Task to complete →
Separate out the lines that hold "JSON".

[START OF Extracted information]

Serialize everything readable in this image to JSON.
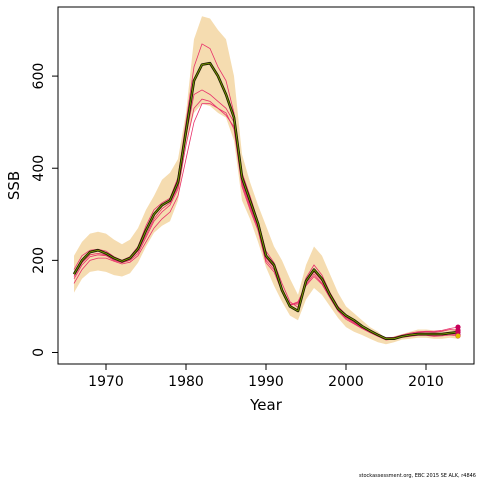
{
  "chart_data": {
    "type": "line",
    "xlabel": "Year",
    "ylabel": "SSB",
    "xlim": [
      1964,
      2016
    ],
    "ylim": [
      -25,
      750
    ],
    "x_ticks": [
      1970,
      1980,
      1990,
      2000,
      2010
    ],
    "y_ticks": [
      0,
      200,
      400,
      600
    ],
    "x_tick_labels": [
      "1970",
      "1980",
      "1990",
      "2000",
      "2010"
    ],
    "y_tick_labels": [
      "0",
      "200",
      "400",
      "600"
    ],
    "grid": false,
    "colors": {
      "band": "#f5dcb0",
      "main": "#1a1a00",
      "main_inner": "#7a9a00",
      "retro": "#e8306a",
      "dot": "#c8005a",
      "last_point": "#e0c000"
    },
    "years": [
      1966,
      1967,
      1968,
      1969,
      1970,
      1971,
      1972,
      1973,
      1974,
      1975,
      1976,
      1977,
      1978,
      1979,
      1980,
      1981,
      1982,
      1983,
      1984,
      1985,
      1986,
      1987,
      1988,
      1989,
      1990,
      1991,
      1992,
      1993,
      1994,
      1995,
      1996,
      1997,
      1998,
      1999,
      2000,
      2001,
      2002,
      2003,
      2004,
      2005,
      2006,
      2007,
      2008,
      2009,
      2010,
      2011,
      2012,
      2013,
      2014
    ],
    "band_upper": [
      210,
      240,
      258,
      262,
      258,
      245,
      235,
      245,
      270,
      310,
      340,
      375,
      390,
      420,
      520,
      680,
      730,
      725,
      700,
      680,
      600,
      430,
      370,
      320,
      275,
      230,
      200,
      160,
      125,
      190,
      230,
      210,
      170,
      130,
      100,
      85,
      70,
      55,
      45,
      30,
      35,
      40,
      45,
      50,
      50,
      48,
      48,
      50,
      52
    ],
    "band_lower": [
      130,
      160,
      175,
      178,
      175,
      168,
      165,
      172,
      195,
      230,
      260,
      275,
      285,
      330,
      450,
      520,
      540,
      535,
      520,
      510,
      460,
      330,
      290,
      240,
      185,
      145,
      110,
      80,
      70,
      115,
      140,
      125,
      100,
      75,
      55,
      45,
      38,
      30,
      22,
      18,
      22,
      28,
      30,
      32,
      32,
      30,
      30,
      32,
      30
    ],
    "series": [
      {
        "values": [
          170,
          200,
          218,
          222,
          215,
          205,
          198,
          205,
          225,
          265,
          300,
          320,
          330,
          370,
          480,
          590,
          625,
          628,
          600,
          560,
          510,
          380,
          330,
          280,
          210,
          190,
          135,
          100,
          90,
          155,
          180,
          160,
          125,
          95,
          80,
          70,
          57,
          47,
          38,
          30,
          30,
          35,
          38,
          40,
          40,
          40,
          40,
          42,
          44
        ]
      },
      {
        "values": [
          180,
          210,
          222,
          224,
          220,
          208,
          200,
          208,
          230,
          275,
          310,
          325,
          335,
          380,
          500,
          620,
          670,
          660,
          620,
          590,
          520,
          390,
          340,
          285,
          220,
          195,
          150,
          110,
          98,
          162,
          190,
          168,
          130,
          100,
          82,
          72,
          58,
          48,
          40,
          32,
          33,
          38,
          42,
          45,
          46,
          46,
          48,
          52,
          55
        ]
      },
      {
        "values": [
          160,
          190,
          208,
          212,
          210,
          200,
          195,
          200,
          215,
          250,
          285,
          305,
          320,
          355,
          450,
          530,
          550,
          545,
          530,
          515,
          490,
          365,
          315,
          270,
          200,
          180,
          140,
          103,
          110,
          148,
          170,
          150,
          120,
          92,
          75,
          64,
          53,
          44,
          36,
          28,
          30,
          34,
          36,
          38,
          38,
          36,
          38,
          40,
          38
        ]
      },
      {
        "values": [
          165,
          195,
          212,
          215,
          212,
          202,
          196,
          202,
          220,
          255,
          290,
          312,
          325,
          360,
          470,
          560,
          570,
          560,
          545,
          530,
          500,
          370,
          320,
          272,
          205,
          185,
          138,
          105,
          105,
          152,
          175,
          155,
          122,
          93,
          77,
          66,
          55,
          45,
          37,
          29,
          31,
          36,
          40,
          43,
          45,
          44,
          46,
          50,
          48
        ]
      },
      {
        "values": [
          150,
          180,
          200,
          205,
          205,
          198,
          192,
          196,
          210,
          240,
          270,
          290,
          305,
          340,
          420,
          500,
          540,
          540,
          530,
          520,
          485,
          360,
          310,
          265,
          195,
          175,
          132,
          102,
          108,
          145,
          165,
          148,
          118,
          90,
          72,
          62,
          52,
          43,
          35,
          27,
          29,
          33,
          35,
          37,
          37,
          35,
          36,
          38,
          36
        ]
      }
    ],
    "footnote": "stockassessment.org, EBC 2015 SE ALK, r4846"
  }
}
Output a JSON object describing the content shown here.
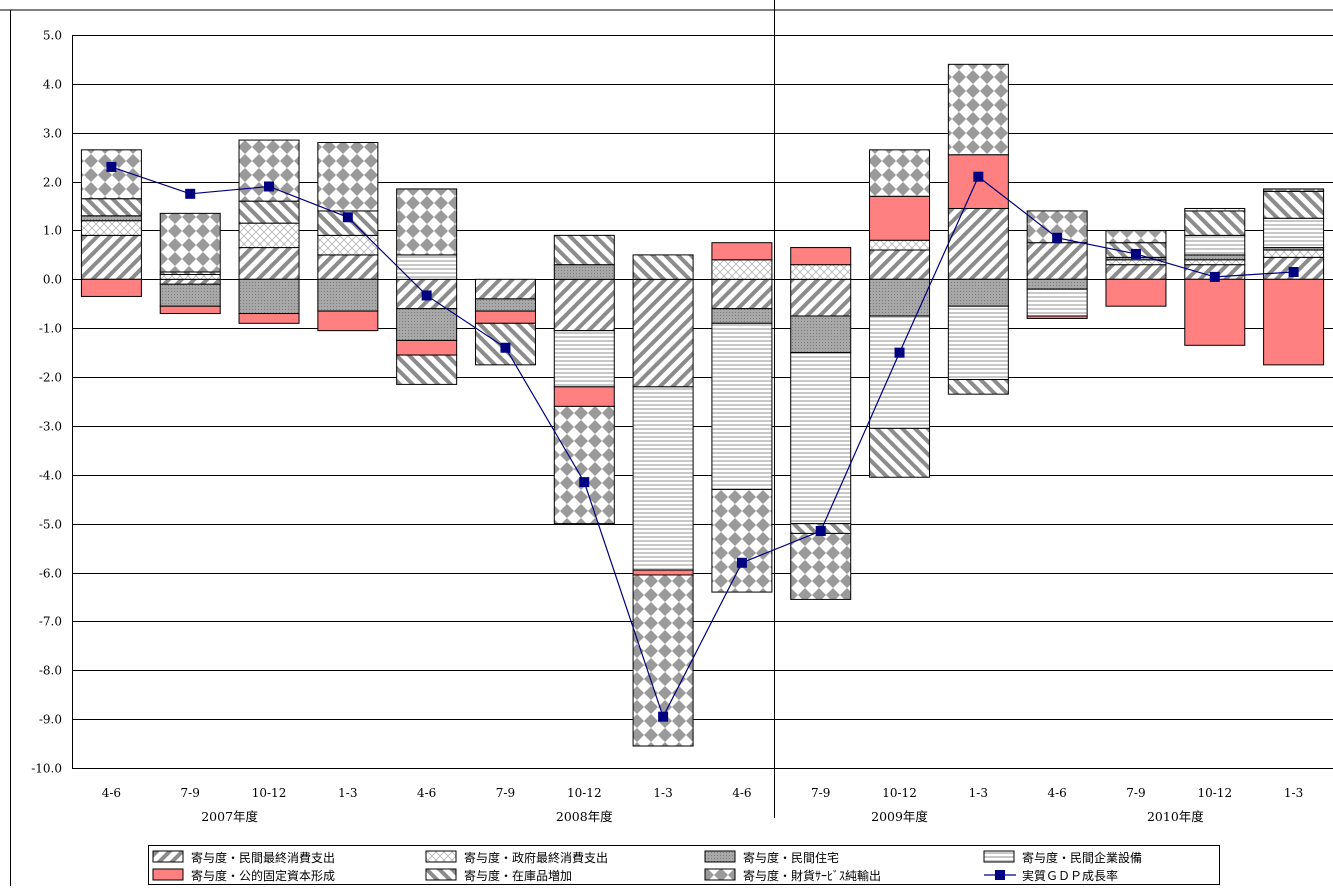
{
  "chart_data": {
    "type": "bar",
    "subtype": "stacked-bar-with-line",
    "title": "",
    "xlabel": "",
    "ylabel": "",
    "ylim": [
      -10,
      5
    ],
    "y_ticks": [
      "5.0",
      "4.0",
      "3.0",
      "2.0",
      "1.0",
      "0.0",
      "-1.0",
      "-2.0",
      "-3.0",
      "-4.0",
      "-5.0",
      "-6.0",
      "-7.0",
      "-8.0",
      "-9.0",
      "-10.0"
    ],
    "grid": true,
    "legend_position": "bottom",
    "categories": [
      "4-6",
      "7-9",
      "10-12",
      "1-3",
      "4-6",
      "7-9",
      "10-12",
      "1-3",
      "4-6",
      "7-9",
      "10-12",
      "1-3",
      "4-6",
      "7-9",
      "10-12",
      "1-3"
    ],
    "year_labels": [
      {
        "label": "2007年度",
        "span": [
          0,
          3
        ]
      },
      {
        "label": "2008年度",
        "span": [
          4,
          8
        ]
      },
      {
        "label": "2009年度",
        "span": [
          9,
          11
        ]
      },
      {
        "label": "2010年度",
        "span": [
          12,
          15
        ]
      }
    ],
    "divider_after_index": 8,
    "series": [
      {
        "name": "寄与度・民間最終消費支出",
        "pattern": "diag-fwd",
        "values": [
          0.9,
          -0.1,
          0.65,
          0.5,
          -0.6,
          -0.4,
          -1.05,
          -2.2,
          -0.6,
          -0.75,
          0.6,
          1.45,
          0.75,
          0.3,
          0.3,
          0.45
        ]
      },
      {
        "name": "寄与度・政府最終消費支出",
        "pattern": "cross",
        "values": [
          0.3,
          0.1,
          0.5,
          0.4,
          0.0,
          0.0,
          0.0,
          0.0,
          0.4,
          0.3,
          0.2,
          0.0,
          0.0,
          0.1,
          0.1,
          0.15
        ]
      },
      {
        "name": "寄与度・民間住宅",
        "pattern": "gray-dots",
        "values": [
          0.1,
          -0.45,
          -0.7,
          -0.65,
          -0.65,
          -0.25,
          0.3,
          0.0,
          -0.3,
          -0.75,
          -0.75,
          -0.55,
          -0.2,
          0.05,
          0.1,
          0.05
        ]
      },
      {
        "name": "寄与度・民間企業設備",
        "pattern": "hstripe",
        "values": [
          0.0,
          0.0,
          0.0,
          0.0,
          0.5,
          0.0,
          -1.15,
          -3.75,
          -3.4,
          -3.5,
          -2.3,
          -1.5,
          -0.55,
          0.0,
          0.4,
          0.6
        ]
      },
      {
        "name": "寄与度・公的固定資本形成",
        "pattern": "solid-red",
        "values": [
          -0.35,
          -0.15,
          -0.2,
          -0.4,
          -0.3,
          -0.25,
          -0.4,
          -0.1,
          0.35,
          0.35,
          0.9,
          1.1,
          -0.05,
          -0.55,
          -1.35,
          -1.75
        ]
      },
      {
        "name": "寄与度・在庫品増加",
        "pattern": "diag-back",
        "values": [
          0.35,
          0.05,
          0.45,
          0.5,
          -0.6,
          -0.85,
          0.6,
          0.5,
          0.0,
          -0.2,
          -1.0,
          -0.3,
          0.0,
          0.3,
          0.5,
          0.55
        ]
      },
      {
        "name": "寄与度・財貨ｻｰﾋﾞｽ純輸出",
        "pattern": "diamond",
        "values": [
          1.0,
          1.2,
          1.25,
          1.4,
          1.35,
          0.0,
          -2.4,
          -3.5,
          -2.1,
          -1.35,
          0.95,
          1.85,
          0.65,
          0.25,
          0.05,
          0.05
        ]
      }
    ],
    "line": {
      "name": "実質ＧＤＰ成長率",
      "color": "#000080",
      "values": [
        2.3,
        1.75,
        1.9,
        1.27,
        -0.33,
        -1.4,
        -4.15,
        -8.95,
        -5.8,
        -5.15,
        -1.5,
        2.1,
        0.85,
        0.52,
        0.05,
        0.15
      ]
    }
  }
}
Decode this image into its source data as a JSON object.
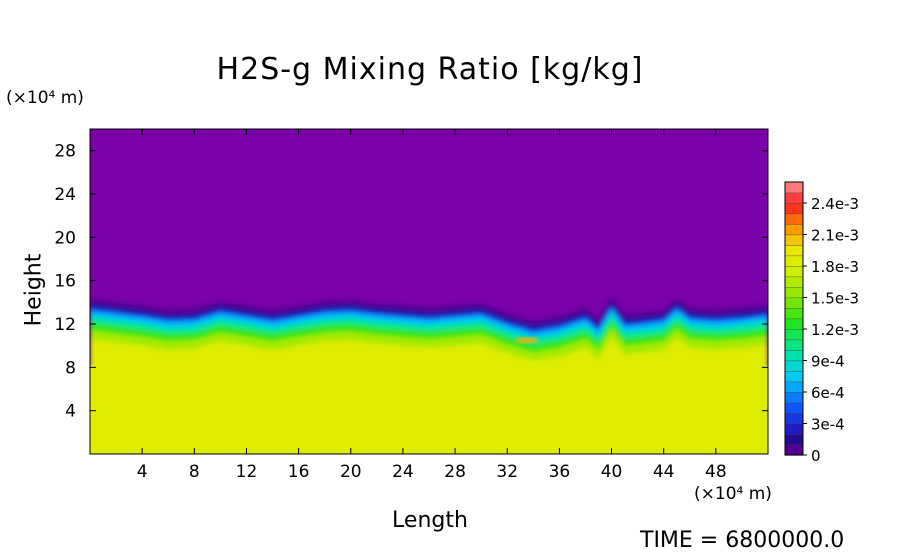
{
  "chart_data": {
    "type": "heatmap",
    "title": "H2S-g Mixing Ratio [kg/kg]",
    "xlabel": "Length",
    "ylabel": "Height",
    "x_unit": "(×10⁴ m)",
    "y_unit": "(×10⁴ m)",
    "xlim": [
      0,
      52
    ],
    "ylim": [
      0,
      30
    ],
    "x_ticks": [
      "4",
      "8",
      "12",
      "16",
      "20",
      "24",
      "28",
      "32",
      "36",
      "40",
      "44",
      "48"
    ],
    "y_ticks": [
      "4",
      "8",
      "12",
      "16",
      "20",
      "24",
      "28"
    ],
    "colorbar": {
      "min": 0,
      "max": 0.0026,
      "labels": [
        "0",
        "3e-4",
        "6e-4",
        "9e-4",
        "1.2e-3",
        "1.5e-3",
        "1.8e-3",
        "2.1e-3",
        "2.4e-3"
      ],
      "label_values": [
        0,
        0.0003,
        0.0006,
        0.0009,
        0.0012,
        0.0015,
        0.0018,
        0.0021,
        0.0024
      ]
    },
    "field": {
      "lower_layer_value": 0.00185,
      "upper_layer_value": 0,
      "interface_height_profile": {
        "x": [
          0,
          2,
          4,
          6,
          8,
          10,
          12,
          14,
          16,
          18,
          20,
          22,
          24,
          26,
          28,
          30,
          32,
          34,
          36,
          38,
          39,
          40,
          41,
          42,
          44,
          45,
          46,
          48,
          50,
          52
        ],
        "height": [
          13.8,
          13.5,
          13.2,
          12.8,
          12.9,
          13.6,
          13.2,
          12.8,
          13.2,
          13.6,
          13.7,
          13.4,
          13.2,
          13.0,
          13.2,
          13.4,
          12.5,
          11.8,
          12.2,
          13.0,
          12.0,
          14.0,
          12.4,
          12.5,
          12.8,
          13.9,
          13.0,
          12.8,
          13.0,
          13.3
        ]
      },
      "anomaly": {
        "x": 33.5,
        "height": 10.5,
        "value": 0.0021
      }
    },
    "grid": false
  },
  "footer": {
    "time": "TIME = 6800000.0"
  }
}
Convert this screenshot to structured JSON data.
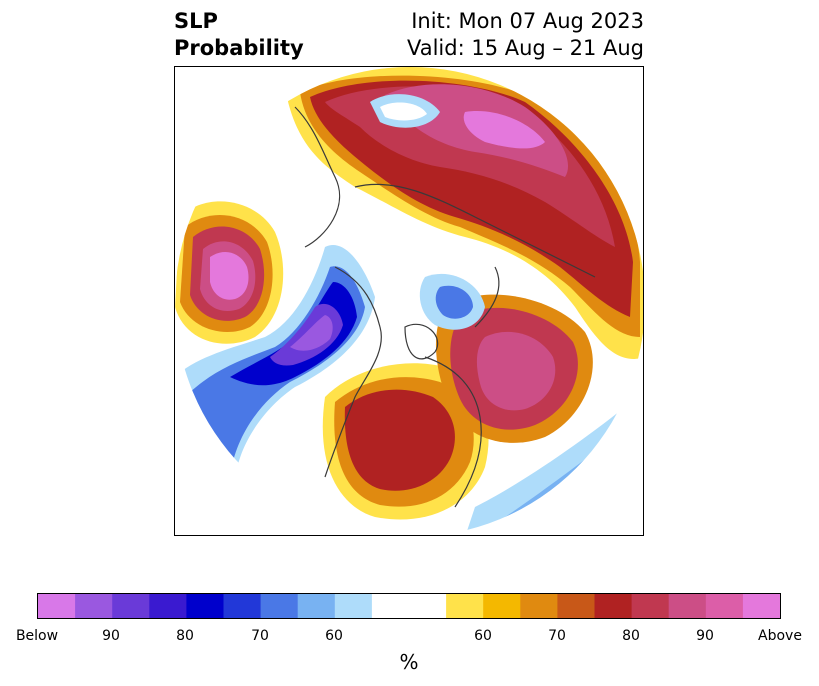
{
  "header": {
    "title_line1": "SLP",
    "title_line2": "Probability",
    "init": "Init: Mon 07 Aug 2023",
    "valid": "Valid: 15 Aug – 21 Aug"
  },
  "colorbar": {
    "colors": [
      "#d878e8",
      "#9a58e0",
      "#6a3ad8",
      "#3a1ad0",
      "#0000cc",
      "#2238d8",
      "#4a78e6",
      "#78b2f2",
      "#aedcfa",
      "#ffffff",
      "#ffe24a",
      "#f4b800",
      "#e08a10",
      "#c85818",
      "#b02222",
      "#c03850",
      "#cc4e86",
      "#dc5ea8",
      "#e478dc"
    ],
    "tick_labels": [
      "Below",
      "90",
      "80",
      "70",
      "60",
      "60",
      "70",
      "80",
      "90",
      "Above"
    ],
    "unit": "%"
  },
  "legend_meaning": {
    "low_end": "Below",
    "high_end": "Above"
  }
}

[END OF Extracted information]

Response for this exercise →
Serialize everything readable in this image to JSON.
Output a JSON object describing the content shown here.
Decode this image into its source data as a JSON object.
Convert this screenshot to structured JSON data.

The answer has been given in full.